→ **Task directions**: Restate the commentary on the ABC from "Maurice Newman, the" up to and including "could stick it.", updating it so that "previous chairman" is replaced by "former chairman".

Pharisees and pieties at the ABC

Thank heavens we are not as other national broadcasters, proclaims Aunty, pointing a righteous finger at the BBC's now-exposed conspiracy to gag climate-change sceptics. Really?


It was perfectly OK for ABC Science Show presenter Robyn Williams on November 24 to draw analogies between pedophiles, crack-smokers and climate sceptics. That’s the ABC’s official view, put by an ABC spokeswoman to The Australian. The ABC added re-assuringly that it did not “equate” sceptics to pedophiles.


Maurice Newman, the ABC’s previous chairman no less, had lodged a complaint about Williams’ analogy, and the ABC was telling him, politely, where he could stick it.

The topic has more angles than a dodecahedron. For example, on December 19 The Australian contrasted the ABC’s equanimity about sceptic/pedophile analogies, with a new Australian Press Council ruling. The Council ruled that UK polemicist James Delingpole was being unacceptably offensive to compare our local wind farm industry with a pedophilia ring. 

However, I’m inspecting now an angle that no-one has yet remarked on. Namely, the ABC has accused its sister-organisation, the BBC, of bigotry, mendacity, and willful breach of the BBC’s charter for impartiality, in respect of the BBC’s handling of the global warming controversy.

→ **Given information**:
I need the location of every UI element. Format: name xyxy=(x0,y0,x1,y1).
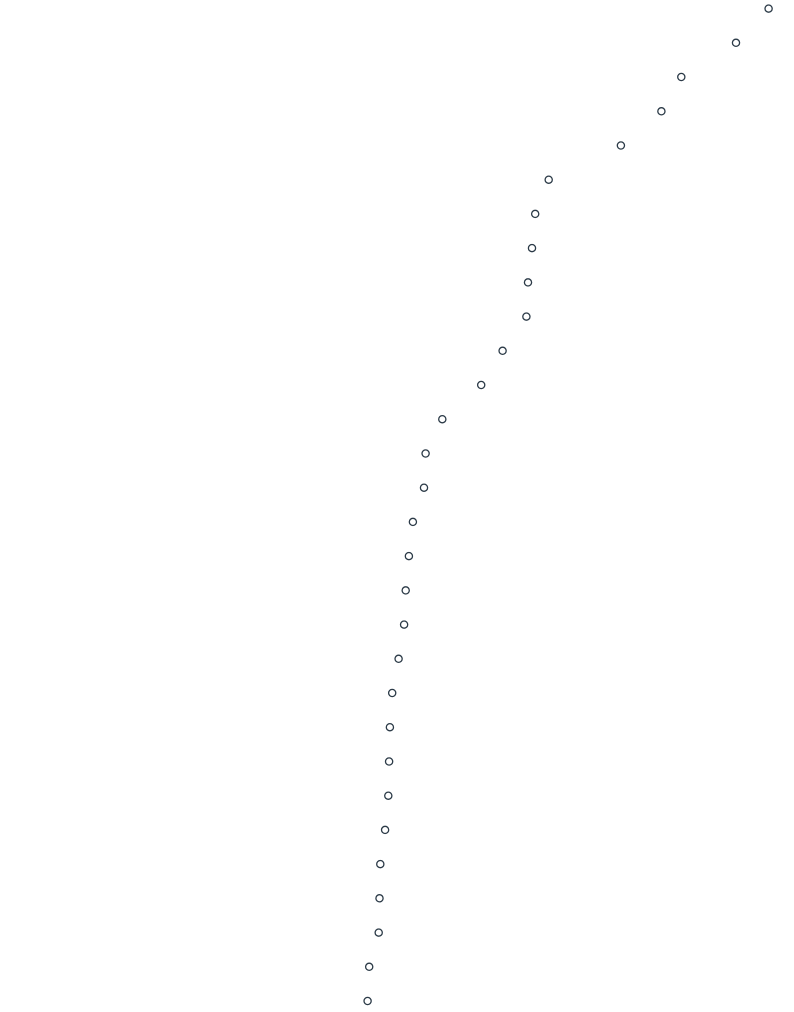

→ **Exercise output**:
Maurice Newman, the ABC’s former chairman no less, had lodged a complaint about Williams’ analogy, and the ABC was telling him, politely, where he could stick it.